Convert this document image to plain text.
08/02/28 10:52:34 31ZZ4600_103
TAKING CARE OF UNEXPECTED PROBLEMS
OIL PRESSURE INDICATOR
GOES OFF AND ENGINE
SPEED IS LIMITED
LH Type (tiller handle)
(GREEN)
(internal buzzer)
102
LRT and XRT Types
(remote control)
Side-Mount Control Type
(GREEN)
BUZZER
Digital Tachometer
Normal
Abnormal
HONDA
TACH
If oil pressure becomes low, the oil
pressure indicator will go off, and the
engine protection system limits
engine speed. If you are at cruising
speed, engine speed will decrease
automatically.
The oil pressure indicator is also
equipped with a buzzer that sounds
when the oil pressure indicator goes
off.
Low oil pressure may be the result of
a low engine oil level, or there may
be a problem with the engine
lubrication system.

* _Written exercise_: Every entry must be retyped in full, exactly as given.

* _Solution to this problem_:
Convert this document image to plain text.
08/02/28 10:52:34 31ZZ4600_103
TAKING CARE OF UNEXPECTED PROBLEMS
OIL PRESSURE INDICATOR
GOES OFF AND ENGINE
SPEED IS LIMITED
LH Type (tiller handle)
(GREEN)
(internal buzzer)
102
LRT and XRT Types
(remote control)
Side-Mount Control Type
(GREEN)
BUZZER
Digital Tachometer
Normal
Abnormal
HONDA
TACH
If oil pressure becomes low, the oil
pressure indicator will go off, and the
engine protection system limits
engine speed. If you are at cruising
speed, engine speed will decrease
automatically.
The oil pressure indicator is also
equipped with a buzzer that sounds
when the oil pressure indicator goes
off.
Low oil pressure may be the result of
a low engine oil level, or there may
be a problem with the engine
lubrication system.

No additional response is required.